Task instructions: Print the part of the discussion about country-level search engines starting with "Now that bandwidth" and going on through "an accent parser.", word for word.
Segment Start: Selected excerpt
Most anybody with a website up wants it to be seen and visited. How about attracting webmasters with a free site submission form on your site? Specifically name the country/language and its variations and variant spellings so the submission page gets found. Use all the keywords (submit, suggest, site, page, directory, inclusion ..)The problem is that user submission is not sufficient on its own to keep a search engine viable. All of the search engines that I've seen set up in Ireland over the past few years have based their initial dataset on Dmoz and user submissions. None of them are still around. I think that one of them lasted for 14 months before giving up. The same pattern probably exists for all country level search engines.
Now that bandwidth is somewhat cheaper, the latest idea is to crawl the links outwards from the initial dataset. The links outwards may be to other sites in the same dataset and as a result, this wastes more resources than it gathers in new sites. The alternative is to identify other high link count, authority sites like directories and integrate them into the dataset.
Without a proper website acquisition strategy, any country level search engine relying only on user submissions is going be in trouble. In order to survive against Google/MSN/Yahoo, a country level search engine has to be better. The problem with relying on language for identifying Irish owned sites is that like the Americans, Australians, New Zealanders, Canadians and British, we speak English. :) I guess I should develop an accent parser.
I just Googled for "county Donegal" (exact phrase) and G returned 57,400 listings. They won't show you all of them of course, but the ones that show will have their own outgoing links.
I don't see any 'magic bullet' here, just long hard work . Anybody else? - LH
All the best
Hi JM: Points all well taken. How about this rather tedious method: Since Ireland is rather small, do an search for cities, towns and counties in Ireland. Take the first list of place-names from a map index maybe. Google/Yahoo each place and see what pops up.Hard way of doing it Larry. Most of the .com/.net variants of Irish town and county names are squatted by that iCeltic mob in the USA. A lot of others tend to be mail only domains. I run the stats on each hoster in com/net/org/biz/info/ie tlds every week based on zonefiles so it would be easy to do such a thing. The other complicating factor is that a lot of Irish town/county names are also used in the USA.
I don't see any 'magic bullet' here, just long hard work .The magic is in the regexp incantations but it is long hard work. I've been doing it for about five years now. :)
An Accent parser, G'day mate Dave from Downunder here?It sounds a bit strange Dave but each country has unique terms and phrases. Some of it would involve heavy parsing of the body text in a page but a higher payoff could be in parsing the domain name/urls for these keywords.
That would be a neat idea but where would you start scripting such a thing?
Segment End: Selected excerpt
Segment Start: The data
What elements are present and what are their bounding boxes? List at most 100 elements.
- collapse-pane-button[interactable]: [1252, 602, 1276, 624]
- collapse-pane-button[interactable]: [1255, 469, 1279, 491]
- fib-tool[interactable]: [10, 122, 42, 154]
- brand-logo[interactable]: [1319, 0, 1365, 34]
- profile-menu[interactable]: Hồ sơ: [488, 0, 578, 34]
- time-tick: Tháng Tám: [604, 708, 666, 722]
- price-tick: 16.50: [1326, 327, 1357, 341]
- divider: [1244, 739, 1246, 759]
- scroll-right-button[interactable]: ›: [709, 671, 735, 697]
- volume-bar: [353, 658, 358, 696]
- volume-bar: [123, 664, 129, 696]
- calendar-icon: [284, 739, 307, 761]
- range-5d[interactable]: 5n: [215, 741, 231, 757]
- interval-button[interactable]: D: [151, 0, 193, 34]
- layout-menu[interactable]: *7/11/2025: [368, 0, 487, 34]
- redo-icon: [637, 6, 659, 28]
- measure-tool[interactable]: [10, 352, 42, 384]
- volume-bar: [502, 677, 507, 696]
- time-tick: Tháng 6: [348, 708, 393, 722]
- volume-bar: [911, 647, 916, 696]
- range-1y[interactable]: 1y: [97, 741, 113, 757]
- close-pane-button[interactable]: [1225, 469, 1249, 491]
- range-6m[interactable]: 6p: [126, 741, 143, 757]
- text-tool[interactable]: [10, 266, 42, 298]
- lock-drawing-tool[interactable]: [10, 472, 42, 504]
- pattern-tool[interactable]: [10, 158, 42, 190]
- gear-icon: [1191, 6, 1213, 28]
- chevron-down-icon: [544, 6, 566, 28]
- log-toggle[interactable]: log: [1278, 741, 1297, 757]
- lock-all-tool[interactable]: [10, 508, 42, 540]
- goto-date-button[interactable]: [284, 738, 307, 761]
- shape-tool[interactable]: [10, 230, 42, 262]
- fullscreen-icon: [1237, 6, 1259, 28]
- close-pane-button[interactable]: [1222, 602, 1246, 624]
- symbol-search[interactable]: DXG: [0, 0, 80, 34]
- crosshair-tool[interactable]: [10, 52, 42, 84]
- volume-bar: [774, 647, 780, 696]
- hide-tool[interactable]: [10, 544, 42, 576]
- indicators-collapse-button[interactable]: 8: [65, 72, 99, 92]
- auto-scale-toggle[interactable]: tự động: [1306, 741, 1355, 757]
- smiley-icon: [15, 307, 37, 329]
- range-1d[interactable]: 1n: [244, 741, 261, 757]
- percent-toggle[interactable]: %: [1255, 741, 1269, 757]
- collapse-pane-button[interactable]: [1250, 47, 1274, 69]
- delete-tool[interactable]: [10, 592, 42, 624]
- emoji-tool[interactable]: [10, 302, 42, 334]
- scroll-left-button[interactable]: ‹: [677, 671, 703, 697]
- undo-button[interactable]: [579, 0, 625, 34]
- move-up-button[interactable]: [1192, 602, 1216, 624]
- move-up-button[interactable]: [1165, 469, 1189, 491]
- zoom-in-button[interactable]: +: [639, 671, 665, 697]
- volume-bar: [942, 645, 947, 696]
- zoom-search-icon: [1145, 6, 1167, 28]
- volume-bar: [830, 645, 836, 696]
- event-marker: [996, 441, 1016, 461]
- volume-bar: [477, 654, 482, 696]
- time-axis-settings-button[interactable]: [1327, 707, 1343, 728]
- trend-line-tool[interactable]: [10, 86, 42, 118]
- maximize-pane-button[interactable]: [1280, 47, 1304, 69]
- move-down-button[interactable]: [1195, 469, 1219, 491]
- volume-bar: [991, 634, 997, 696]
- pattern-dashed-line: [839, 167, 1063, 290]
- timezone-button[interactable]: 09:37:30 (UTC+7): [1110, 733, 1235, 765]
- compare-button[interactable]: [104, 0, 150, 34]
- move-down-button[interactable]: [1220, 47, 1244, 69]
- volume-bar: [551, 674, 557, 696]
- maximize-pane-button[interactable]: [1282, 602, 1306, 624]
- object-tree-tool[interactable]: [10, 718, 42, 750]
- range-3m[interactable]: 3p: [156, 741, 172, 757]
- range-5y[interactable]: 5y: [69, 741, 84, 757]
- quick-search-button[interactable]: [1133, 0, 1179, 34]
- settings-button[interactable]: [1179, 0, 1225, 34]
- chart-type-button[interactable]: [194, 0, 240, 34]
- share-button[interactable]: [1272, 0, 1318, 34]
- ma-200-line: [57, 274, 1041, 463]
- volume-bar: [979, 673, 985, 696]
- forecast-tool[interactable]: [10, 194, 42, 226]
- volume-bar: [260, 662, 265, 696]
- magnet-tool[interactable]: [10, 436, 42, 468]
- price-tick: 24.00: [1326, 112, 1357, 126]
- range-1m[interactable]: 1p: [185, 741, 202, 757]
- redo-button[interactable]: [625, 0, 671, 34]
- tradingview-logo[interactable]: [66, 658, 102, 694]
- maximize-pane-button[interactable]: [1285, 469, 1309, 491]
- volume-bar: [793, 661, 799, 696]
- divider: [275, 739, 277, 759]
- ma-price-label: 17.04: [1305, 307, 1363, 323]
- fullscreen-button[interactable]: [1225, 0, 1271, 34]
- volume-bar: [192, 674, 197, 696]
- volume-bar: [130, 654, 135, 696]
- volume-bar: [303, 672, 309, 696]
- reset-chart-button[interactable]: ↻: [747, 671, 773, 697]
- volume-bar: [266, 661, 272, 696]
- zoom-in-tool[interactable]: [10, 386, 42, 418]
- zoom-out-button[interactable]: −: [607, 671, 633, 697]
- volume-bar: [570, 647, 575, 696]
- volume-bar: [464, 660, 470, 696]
Segment End: The data
Response below:
Now that bandwidth is somewhat cheaper, the latest idea is to crawl the links outwards from the initial dataset. The links outwards may be to other sites in the same dataset and as a result, this wastes more resources than it gathers in new sites. The alternative is to identify other high link count, authority sites like directories and integrate them into the dataset.
Without a proper website acquisition strategy, any country level search engine relying only on user submissions is going be in trouble. In order to survive against Google/MSN/Yahoo, a country level search engine has to be better. The problem with relying on language for identifying Irish owned sites is that like the Americans, Australians, New Zealanders, Canadians and British, we speak English. :) I guess I should develop an accent parser.